-- Description of the task --
Copy every record below exactly.

-- Records shown --
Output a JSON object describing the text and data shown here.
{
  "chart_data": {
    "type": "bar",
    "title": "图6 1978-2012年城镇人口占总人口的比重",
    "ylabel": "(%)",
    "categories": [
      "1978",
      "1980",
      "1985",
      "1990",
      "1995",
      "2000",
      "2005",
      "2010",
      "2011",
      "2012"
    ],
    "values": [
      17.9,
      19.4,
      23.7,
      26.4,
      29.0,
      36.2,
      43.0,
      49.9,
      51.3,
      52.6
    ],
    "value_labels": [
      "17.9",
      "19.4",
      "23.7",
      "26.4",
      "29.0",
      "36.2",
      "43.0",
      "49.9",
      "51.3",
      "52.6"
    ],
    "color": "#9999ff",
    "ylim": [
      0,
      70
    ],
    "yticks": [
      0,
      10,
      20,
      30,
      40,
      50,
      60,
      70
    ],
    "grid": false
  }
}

-- Exercise answer --
Output a JSON object describing the text and data shown here.
{
  "chart_data": {
    "type": "bar",
    "title": "图6 1978-2012年城镇人口占总人口的比重",
    "ylabel": "(%)",
    "categories": [
      "1978",
      "1980",
      "1985",
      "1990",
      "1995",
      "2000",
      "2005",
      "2010",
      "2011",
      "2012"
    ],
    "values": [
      17.9,
      19.4,
      23.7,
      26.4,
      29.0,
      36.2,
      43.0,
      49.9,
      51.3,
      52.6
    ],
    "value_labels": [
      "17.9",
      "19.4",
      "23.7",
      "26.4",
      "29.0",
      "36.2",
      "43.0",
      "49.9",
      "51.3",
      "52.6"
    ],
    "color": "#9999ff",
    "ylim": [
      0,
      70
    ],
    "yticks": [
      0,
      10,
      20,
      30,
      40,
      50,
      60,
      70
    ],
    "grid": false
  }
}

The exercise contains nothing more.